Aim of the task
Locate the lines that hold the string "JSON". Copy every such line.

** Start of Data extract **

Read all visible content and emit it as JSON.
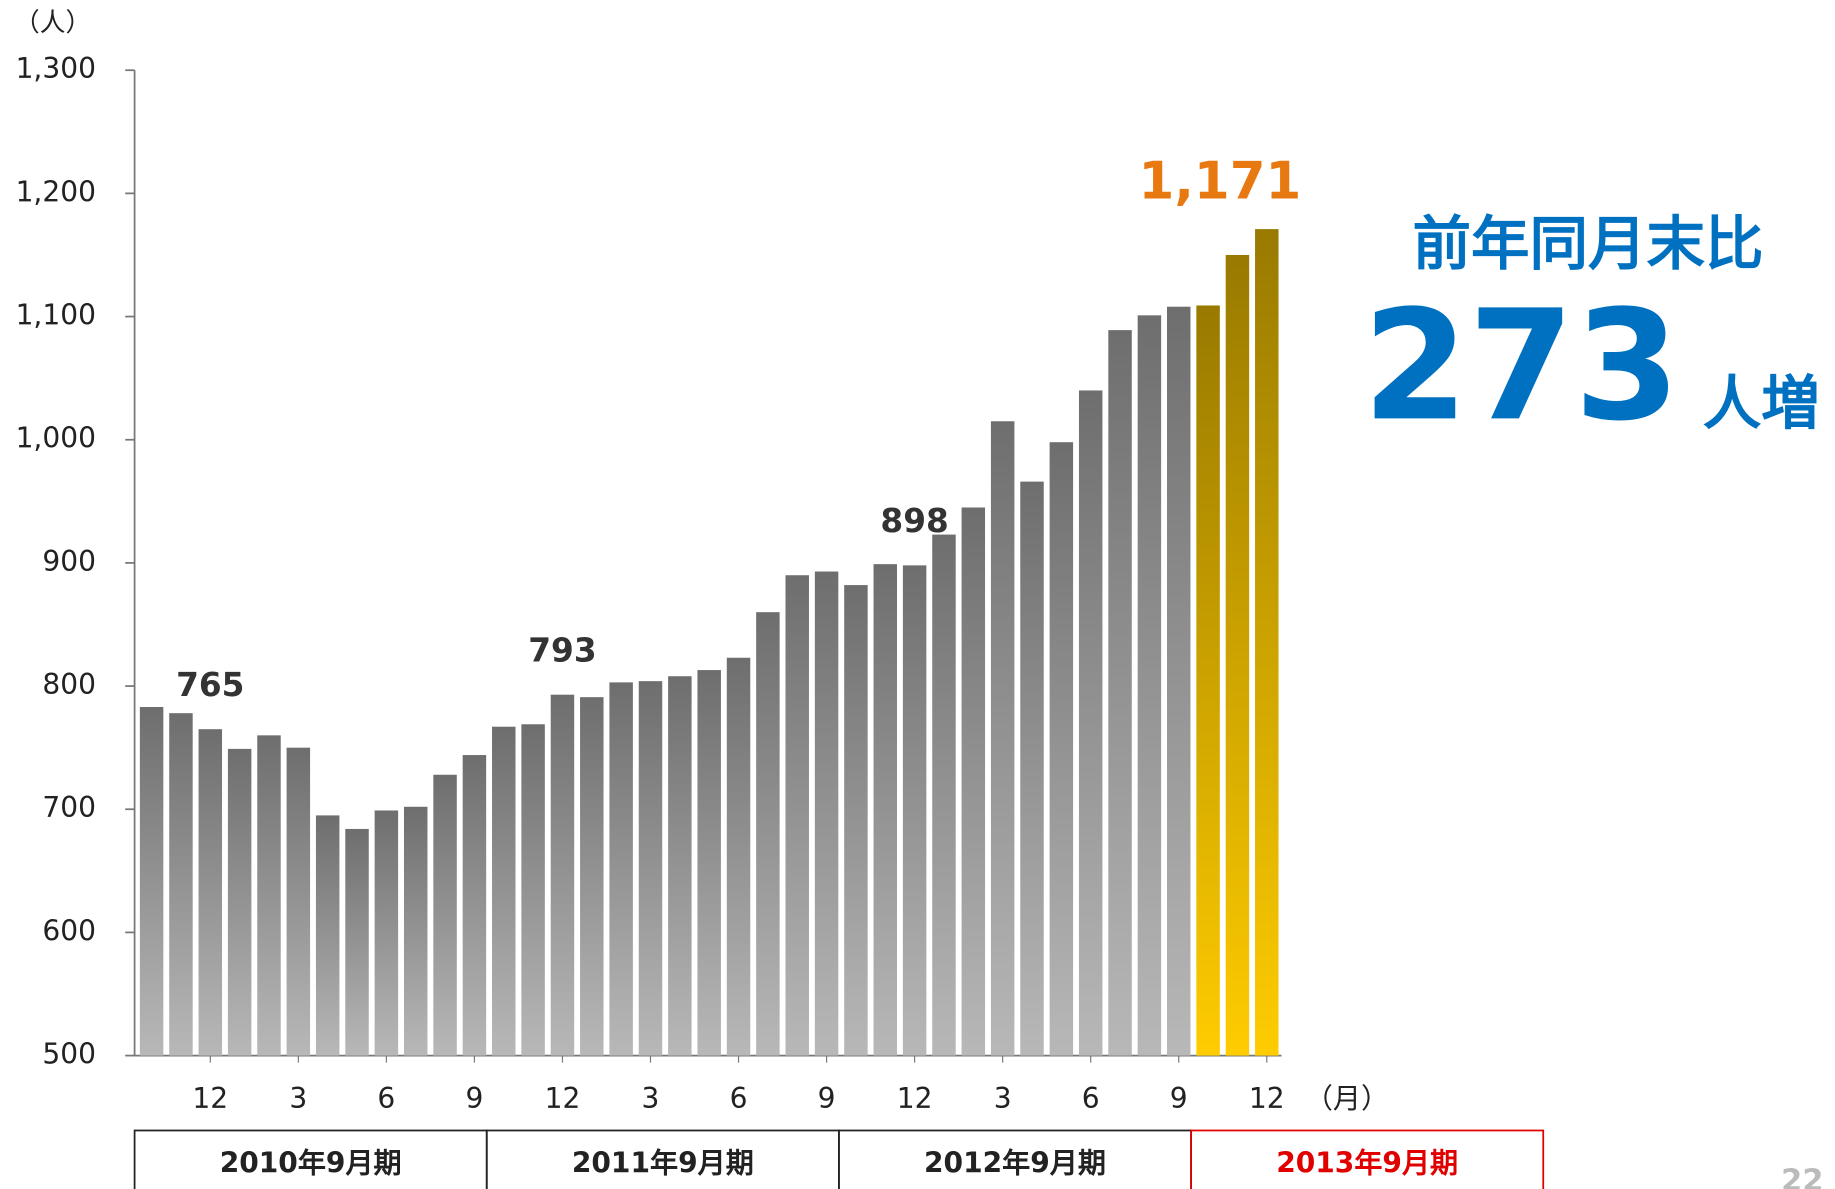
{
  "chart_data": {
    "type": "bar",
    "y_unit": "（人）",
    "x_unit": "（月）",
    "categories": [
      null,
      null,
      "12",
      null,
      null,
      "3",
      null,
      null,
      "6",
      null,
      null,
      "9",
      null,
      null,
      "12",
      null,
      null,
      "3",
      null,
      null,
      "6",
      null,
      null,
      "9",
      null,
      null,
      "12",
      null,
      null,
      "3",
      null,
      null,
      "6",
      null,
      null,
      "9",
      null,
      null,
      "12"
    ],
    "values": [
      783,
      778,
      765,
      749,
      760,
      750,
      695,
      684,
      699,
      702,
      728,
      744,
      767,
      769,
      793,
      791,
      803,
      804,
      808,
      813,
      823,
      860,
      890,
      893,
      882,
      899,
      898,
      923,
      945,
      1015,
      966,
      998,
      1040,
      1089,
      1101,
      1108,
      1109,
      1150,
      1171
    ],
    "value_labels": [
      null,
      null,
      "765",
      null,
      null,
      null,
      null,
      null,
      null,
      null,
      null,
      null,
      null,
      null,
      "793",
      null,
      null,
      null,
      null,
      null,
      null,
      null,
      null,
      null,
      null,
      null,
      "898",
      null,
      null,
      null,
      null,
      null,
      null,
      null,
      null,
      null,
      null,
      null,
      "1,171"
    ],
    "colors": [
      "#b8b8b8",
      "#b8b8b8",
      "#b8b8b8",
      "#b8b8b8",
      "#b8b8b8",
      "#b8b8b8",
      "#b8b8b8",
      "#b8b8b8",
      "#b8b8b8",
      "#b8b8b8",
      "#b8b8b8",
      "#b8b8b8",
      "#b8b8b8",
      "#b8b8b8",
      "#b8b8b8",
      "#b8b8b8",
      "#b8b8b8",
      "#b8b8b8",
      "#b8b8b8",
      "#b8b8b8",
      "#b8b8b8",
      "#b8b8b8",
      "#b8b8b8",
      "#b8b8b8",
      "#b8b8b8",
      "#b8b8b8",
      "#b8b8b8",
      "#b8b8b8",
      "#b8b8b8",
      "#b8b8b8",
      "#b8b8b8",
      "#b8b8b8",
      "#b8b8b8",
      "#b8b8b8",
      "#b8b8b8",
      "#b8b8b8",
      "#ffcc00",
      "#ffcc00",
      "#ffcc00"
    ],
    "ylim": [
      500,
      1300
    ],
    "yticks": [
      500,
      600,
      700,
      800,
      900,
      {
        "value": 1000,
        "label": "1,000"
      },
      {
        "value": 1100,
        "label": "1,100"
      },
      {
        "value": 1200,
        "label": "1,200"
      },
      {
        "value": 1300,
        "label": "1,300"
      }
    ],
    "periods": [
      {
        "label": "2010年9月期",
        "color": "#222222"
      },
      {
        "label": "2011年9月期",
        "color": "#222222"
      },
      {
        "label": "2012年9月期",
        "color": "#222222"
      },
      {
        "label": "2013年9月期",
        "color": "#e00000"
      }
    ],
    "annotation": {
      "line1": "前年同月末比",
      "number": "273",
      "suffix": "人増",
      "color": "#0070c0"
    },
    "page_number": "22"
  }
}
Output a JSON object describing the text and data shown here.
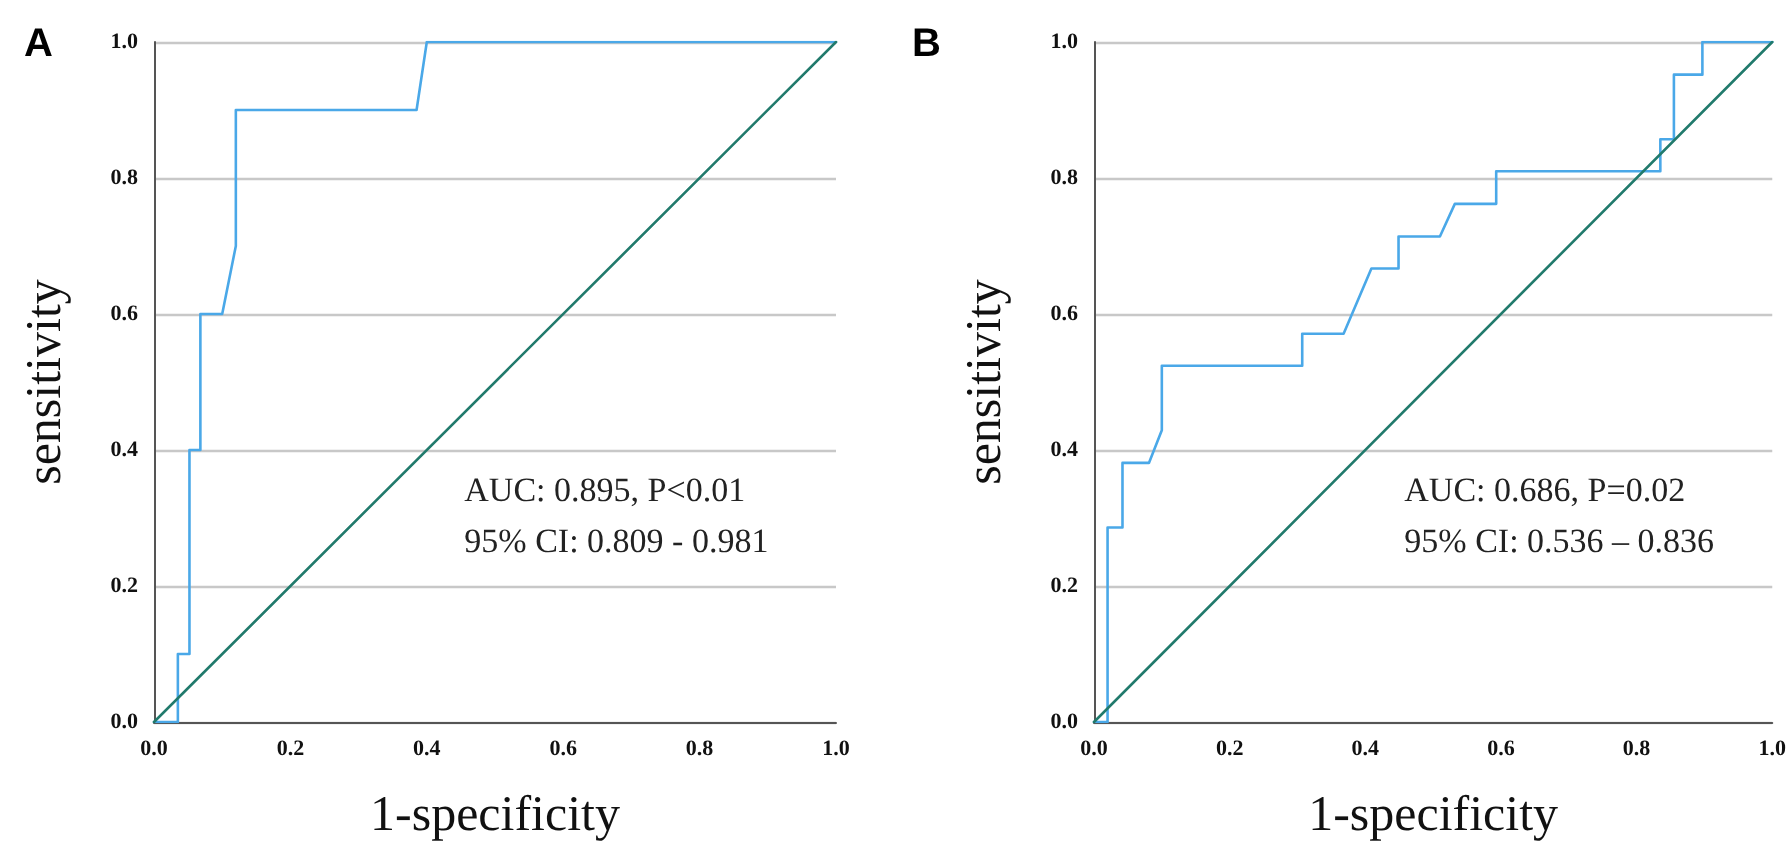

** End of Data extract **

Written response
Read all visible content and emit it as JSON.
Output a JSON object describing the text and data shown here.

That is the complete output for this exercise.